Collected data entries
══════

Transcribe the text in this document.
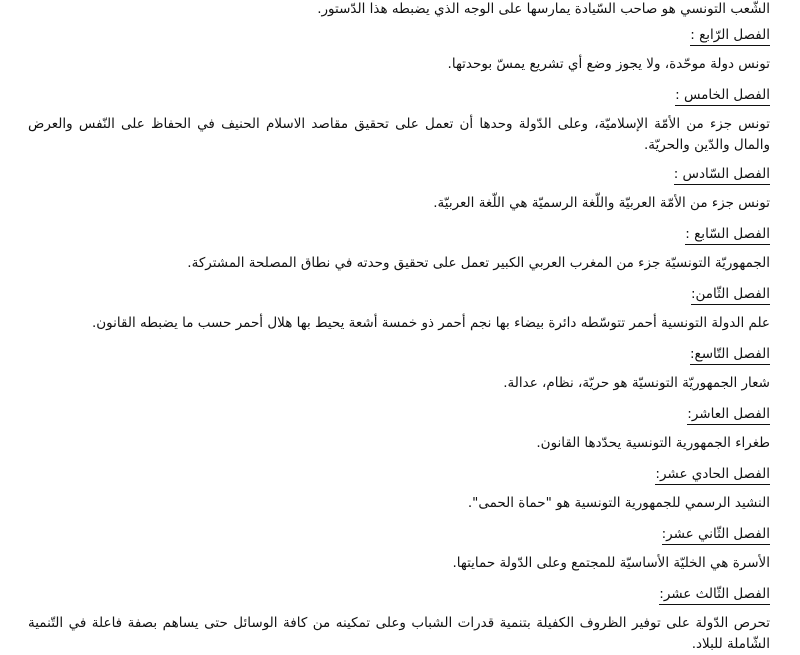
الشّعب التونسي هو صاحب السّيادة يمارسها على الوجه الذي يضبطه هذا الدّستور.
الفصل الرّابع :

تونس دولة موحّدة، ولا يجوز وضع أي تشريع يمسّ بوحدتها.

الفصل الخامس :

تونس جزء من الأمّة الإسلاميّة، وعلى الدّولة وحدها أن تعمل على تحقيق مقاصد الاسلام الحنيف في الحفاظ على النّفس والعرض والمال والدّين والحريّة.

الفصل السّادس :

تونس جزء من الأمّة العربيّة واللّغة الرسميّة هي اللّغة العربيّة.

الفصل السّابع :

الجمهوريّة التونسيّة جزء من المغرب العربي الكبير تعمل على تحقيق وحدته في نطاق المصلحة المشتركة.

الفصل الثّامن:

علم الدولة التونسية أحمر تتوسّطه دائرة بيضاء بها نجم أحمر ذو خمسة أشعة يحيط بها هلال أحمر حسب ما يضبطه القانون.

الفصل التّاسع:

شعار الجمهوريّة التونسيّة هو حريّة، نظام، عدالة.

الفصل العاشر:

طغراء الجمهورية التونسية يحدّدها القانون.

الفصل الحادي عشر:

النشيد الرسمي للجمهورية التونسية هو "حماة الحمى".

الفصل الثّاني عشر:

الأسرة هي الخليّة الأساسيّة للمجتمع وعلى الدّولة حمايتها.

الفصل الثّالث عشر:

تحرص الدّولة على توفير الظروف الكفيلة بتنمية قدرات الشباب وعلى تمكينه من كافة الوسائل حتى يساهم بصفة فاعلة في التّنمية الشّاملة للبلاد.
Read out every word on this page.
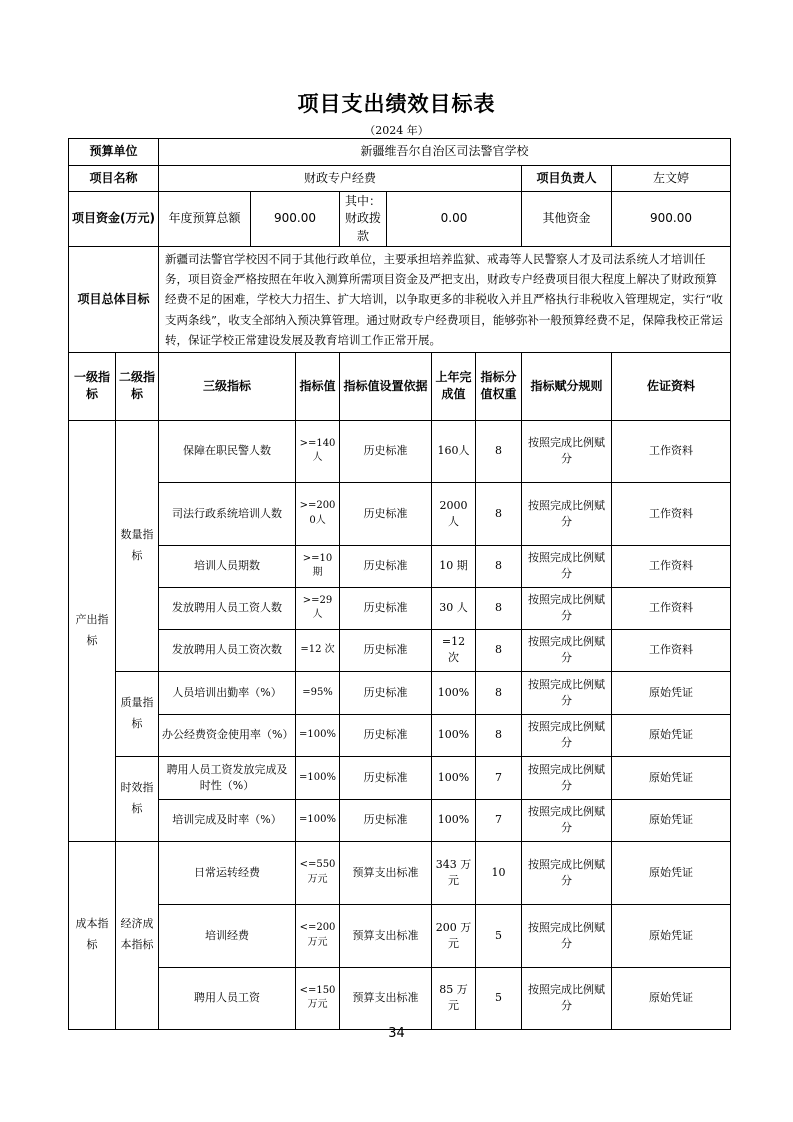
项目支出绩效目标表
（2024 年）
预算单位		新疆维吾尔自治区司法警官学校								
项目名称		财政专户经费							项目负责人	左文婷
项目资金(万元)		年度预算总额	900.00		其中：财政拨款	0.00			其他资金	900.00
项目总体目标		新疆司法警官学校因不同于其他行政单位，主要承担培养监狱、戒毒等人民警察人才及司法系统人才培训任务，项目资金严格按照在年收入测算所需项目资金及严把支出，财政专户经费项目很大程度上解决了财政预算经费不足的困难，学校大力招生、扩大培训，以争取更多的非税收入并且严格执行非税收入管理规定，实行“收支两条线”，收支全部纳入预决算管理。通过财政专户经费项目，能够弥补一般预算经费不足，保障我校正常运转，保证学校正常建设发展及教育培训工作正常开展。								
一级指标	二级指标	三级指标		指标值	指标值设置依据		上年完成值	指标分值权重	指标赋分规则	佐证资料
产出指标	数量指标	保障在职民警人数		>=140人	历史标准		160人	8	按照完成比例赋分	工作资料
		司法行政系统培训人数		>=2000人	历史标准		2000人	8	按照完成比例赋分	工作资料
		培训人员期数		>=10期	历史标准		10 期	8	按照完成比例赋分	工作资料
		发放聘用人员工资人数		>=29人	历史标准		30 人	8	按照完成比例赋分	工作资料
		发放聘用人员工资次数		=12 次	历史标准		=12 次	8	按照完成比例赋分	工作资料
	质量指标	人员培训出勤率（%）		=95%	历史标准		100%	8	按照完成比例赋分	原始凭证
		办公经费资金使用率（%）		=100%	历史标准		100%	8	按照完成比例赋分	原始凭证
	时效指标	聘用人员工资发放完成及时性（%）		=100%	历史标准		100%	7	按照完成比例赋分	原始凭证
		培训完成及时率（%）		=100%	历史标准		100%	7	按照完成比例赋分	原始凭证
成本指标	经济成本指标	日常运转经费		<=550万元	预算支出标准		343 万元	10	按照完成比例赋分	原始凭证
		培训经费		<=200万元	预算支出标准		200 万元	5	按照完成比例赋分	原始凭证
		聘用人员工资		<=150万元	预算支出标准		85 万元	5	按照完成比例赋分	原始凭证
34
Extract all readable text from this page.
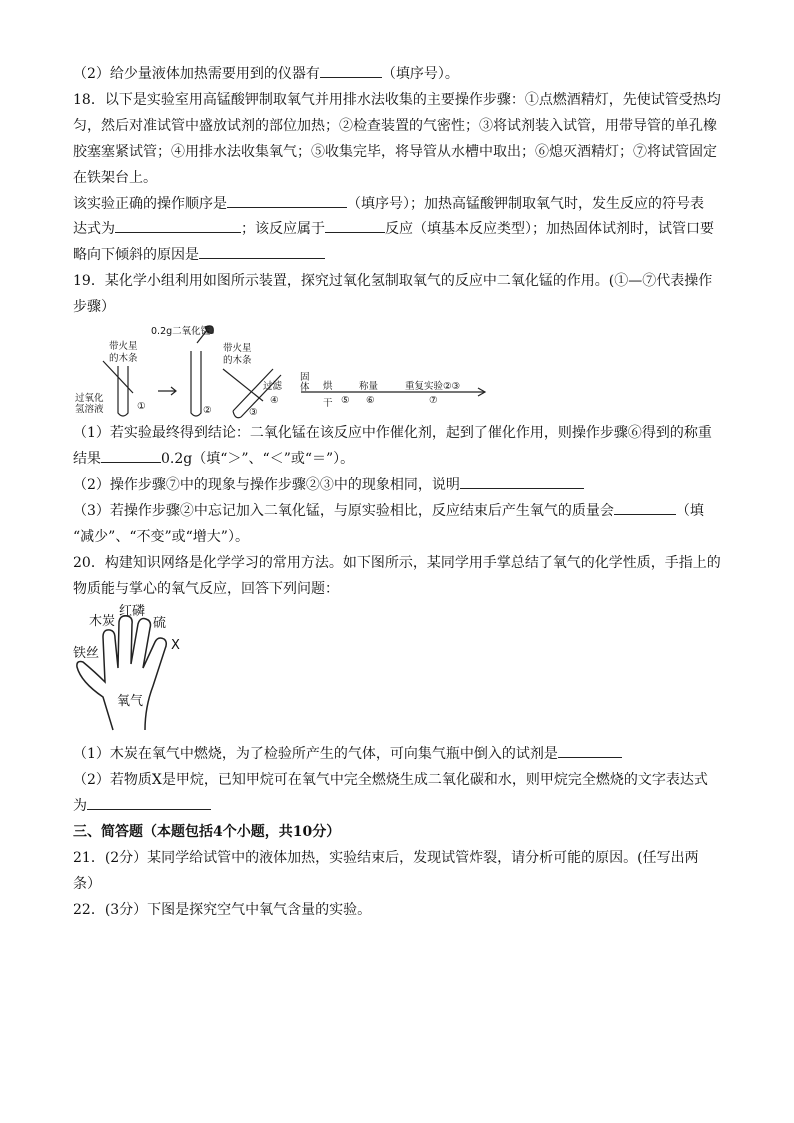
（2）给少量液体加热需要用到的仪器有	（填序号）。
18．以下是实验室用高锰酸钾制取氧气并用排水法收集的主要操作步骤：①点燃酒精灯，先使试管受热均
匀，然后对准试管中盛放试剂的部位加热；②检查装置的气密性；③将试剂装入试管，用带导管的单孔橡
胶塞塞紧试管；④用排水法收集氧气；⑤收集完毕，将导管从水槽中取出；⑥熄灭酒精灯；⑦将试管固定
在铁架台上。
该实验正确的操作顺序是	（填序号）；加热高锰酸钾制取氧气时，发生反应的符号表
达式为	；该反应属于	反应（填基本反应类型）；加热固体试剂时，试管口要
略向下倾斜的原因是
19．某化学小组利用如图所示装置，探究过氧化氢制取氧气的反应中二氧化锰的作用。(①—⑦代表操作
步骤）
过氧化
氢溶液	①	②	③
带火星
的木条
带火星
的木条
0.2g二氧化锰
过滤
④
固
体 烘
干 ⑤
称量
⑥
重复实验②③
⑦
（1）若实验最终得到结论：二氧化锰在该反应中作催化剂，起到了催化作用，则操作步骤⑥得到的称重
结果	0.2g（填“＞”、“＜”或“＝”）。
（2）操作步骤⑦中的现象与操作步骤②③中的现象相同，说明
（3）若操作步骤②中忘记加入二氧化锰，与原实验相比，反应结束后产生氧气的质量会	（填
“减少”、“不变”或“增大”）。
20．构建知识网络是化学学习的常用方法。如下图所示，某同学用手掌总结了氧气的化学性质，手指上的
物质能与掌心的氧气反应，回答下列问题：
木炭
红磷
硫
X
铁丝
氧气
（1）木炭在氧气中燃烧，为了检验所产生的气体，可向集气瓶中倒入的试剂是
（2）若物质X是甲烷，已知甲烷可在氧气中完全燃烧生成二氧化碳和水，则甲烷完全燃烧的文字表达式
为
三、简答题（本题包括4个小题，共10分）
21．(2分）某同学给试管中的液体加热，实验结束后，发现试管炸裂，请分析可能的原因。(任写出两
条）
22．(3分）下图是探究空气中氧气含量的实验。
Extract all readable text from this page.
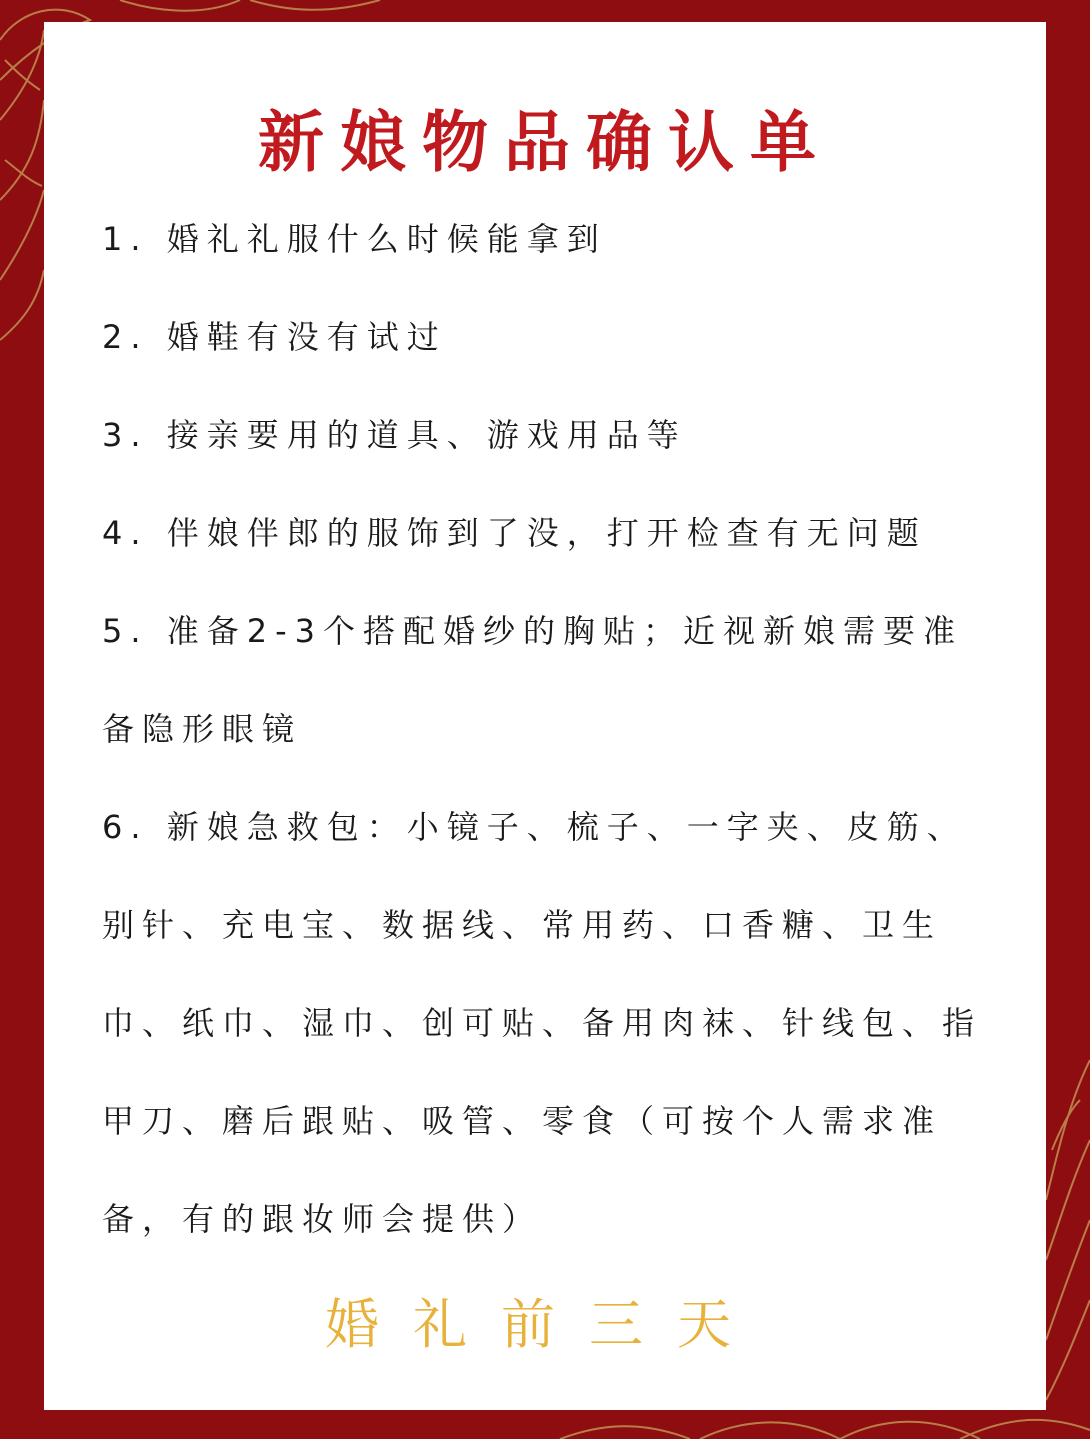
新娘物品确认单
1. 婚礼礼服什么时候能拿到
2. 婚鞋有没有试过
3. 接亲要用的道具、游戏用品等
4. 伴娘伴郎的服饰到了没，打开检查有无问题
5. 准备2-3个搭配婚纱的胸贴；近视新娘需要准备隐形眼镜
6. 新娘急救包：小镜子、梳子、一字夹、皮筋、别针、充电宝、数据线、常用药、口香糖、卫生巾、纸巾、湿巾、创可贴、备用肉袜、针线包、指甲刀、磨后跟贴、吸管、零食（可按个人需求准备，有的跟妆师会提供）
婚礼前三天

══════

STATED PROBLEM
Return the material word for word. Pictures are not part of the copy.

THE RESPONSE
Transcribe the text in this document.
الشّعب التونسي هو صاحب السّيادة يمارسها على الوجه الذي يضبطه هذا الدّستور.
الفصل الرّابع :

تونس دولة موحّدة، ولا يجوز وضع أي تشريع يمسّ بوحدتها.

الفصل الخامس :

تونس جزء من الأمّة الإسلاميّة، وعلى الدّولة وحدها أن تعمل على تحقيق مقاصد الاسلام الحنيف في الحفاظ على النّفس والعرض والمال والدّين والحريّة.

الفصل السّادس :

تونس جزء من الأمّة العربيّة واللّغة الرسميّة هي اللّغة العربيّة.

الفصل السّابع :

الجمهوريّة التونسيّة جزء من المغرب العربي الكبير تعمل على تحقيق وحدته في نطاق المصلحة المشتركة.

الفصل الثّامن:

علم الدولة التونسية أحمر تتوسّطه دائرة بيضاء بها نجم أحمر ذو خمسة أشعة يحيط بها هلال أحمر حسب ما يضبطه القانون.

الفصل التّاسع:

شعار الجمهوريّة التونسيّة هو حريّة، نظام، عدالة.

الفصل العاشر:

طغراء الجمهورية التونسية يحدّدها القانون.

الفصل الحادي عشر:

النشيد الرسمي للجمهورية التونسية هو "حماة الحمى".

الفصل الثّاني عشر:

الأسرة هي الخليّة الأساسيّة للمجتمع وعلى الدّولة حمايتها.

الفصل الثّالث عشر:

تحرص الدّولة على توفير الظروف الكفيلة بتنمية قدرات الشباب وعلى تمكينه من كافة الوسائل حتى يساهم بصفة فاعلة في التّنمية الشّاملة للبلاد.
Read out every word on this page.
项目支出绩效目标表
（2024 年）
预算单位		新疆维吾尔自治区司法警官学校								
项目名称		财政专户经费							项目负责人	左文婷
项目资金(万元)		年度预算总额	900.00		其中：财政拨款	0.00			其他资金	900.00
项目总体目标		新疆司法警官学校因不同于其他行政单位，主要承担培养监狱、戒毒等人民警察人才及司法系统人才培训任务，项目资金严格按照在年收入测算所需项目资金及严把支出，财政专户经费项目很大程度上解决了财政预算经费不足的困难，学校大力招生、扩大培训，以争取更多的非税收入并且严格执行非税收入管理规定，实行“收支两条线”，收支全部纳入预决算管理。通过财政专户经费项目，能够弥补一般预算经费不足，保障我校正常运转，保证学校正常建设发展及教育培训工作正常开展。								
一级指标	二级指标	三级指标		指标值	指标值设置依据		上年完成值	指标分值权重	指标赋分规则	佐证资料
产出指标	数量指标	保障在职民警人数		>=140人	历史标准		160人	8	按照完成比例赋分	工作资料
		司法行政系统培训人数		>=2000人	历史标准		2000人	8	按照完成比例赋分	工作资料
		培训人员期数		>=10期	历史标准		10 期	8	按照完成比例赋分	工作资料
		发放聘用人员工资人数		>=29人	历史标准		30 人	8	按照完成比例赋分	工作资料
		发放聘用人员工资次数		=12 次	历史标准		=12 次	8	按照完成比例赋分	工作资料
	质量指标	人员培训出勤率（%）		=95%	历史标准		100%	8	按照完成比例赋分	原始凭证
		办公经费资金使用率（%）		=100%	历史标准		100%	8	按照完成比例赋分	原始凭证
	时效指标	聘用人员工资发放完成及时性（%）		=100%	历史标准		100%	7	按照完成比例赋分	原始凭证
		培训完成及时率（%）		=100%	历史标准		100%	7	按照完成比例赋分	原始凭证
成本指标	经济成本指标	日常运转经费		<=550万元	预算支出标准		343 万元	10	按照完成比例赋分	原始凭证
		培训经费		<=200万元	预算支出标准		200 万元	5	按照完成比例赋分	原始凭证
		聘用人员工资		<=150万元	预算支出标准		85 万元	5	按照完成比例赋分	原始凭证
34
Extract all readable text from this page.
（2）给少量液体加热需要用到的仪器有	（填序号）。
18．以下是实验室用高锰酸钾制取氧气并用排水法收集的主要操作步骤：①点燃酒精灯，先使试管受热均
匀，然后对准试管中盛放试剂的部位加热；②检查装置的气密性；③将试剂装入试管，用带导管的单孔橡
胶塞塞紧试管；④用排水法收集氧气；⑤收集完毕，将导管从水槽中取出；⑥熄灭酒精灯；⑦将试管固定
在铁架台上。
该实验正确的操作顺序是	（填序号）；加热高锰酸钾制取氧气时，发生反应的符号表
达式为	；该反应属于	反应（填基本反应类型）；加热固体试剂时，试管口要
略向下倾斜的原因是
19．某化学小组利用如图所示装置，探究过氧化氢制取氧气的反应中二氧化锰的作用。(①—⑦代表操作
步骤）
过氧化
氢溶液	①	②	③
带火星
的木条
带火星
的木条
0.2g二氧化锰
过滤
④
固
体 烘
干 ⑤
称量
⑥
重复实验②③
⑦
（1）若实验最终得到结论：二氧化锰在该反应中作催化剂，起到了催化作用，则操作步骤⑥得到的称重
结果	0.2g（填“＞”、“＜”或“＝”）。
（2）操作步骤⑦中的现象与操作步骤②③中的现象相同，说明
（3）若操作步骤②中忘记加入二氧化锰，与原实验相比，反应结束后产生氧气的质量会	（填
“减少”、“不变”或“增大”）。
20．构建知识网络是化学学习的常用方法。如下图所示，某同学用手掌总结了氧气的化学性质，手指上的
物质能与掌心的氧气反应，回答下列问题：
木炭
红磷
硫
X
铁丝
氧气
（1）木炭在氧气中燃烧，为了检验所产生的气体，可向集气瓶中倒入的试剂是
（2）若物质X是甲烷，已知甲烷可在氧气中完全燃烧生成二氧化碳和水，则甲烷完全燃烧的文字表达式
为
三、简答题（本题包括4个小题，共10分）
21．(2分）某同学给试管中的液体加热，实验结束后，发现试管炸裂，请分析可能的原因。(任写出两
条）
22．(3分）下图是探究空气中氧气含量的实验。
Extract all readable text from this page.
新娘物品确认单
1. 婚礼礼服什么时候能拿到
2. 婚鞋有没有试过
3. 接亲要用的道具、游戏用品等
4. 伴娘伴郎的服饰到了没，打开检查有无问题
5. 准备2-3个搭配婚纱的胸贴；近视新娘需要准备隐形眼镜
6. 新娘急救包：小镜子、梳子、一字夹、皮筋、别针、充电宝、数据线、常用药、口香糖、卫生巾、纸巾、湿巾、创可贴、备用肉袜、针线包、指甲刀、磨后跟贴、吸管、零食（可按个人需求准备，有的跟妆师会提供）
婚礼前三天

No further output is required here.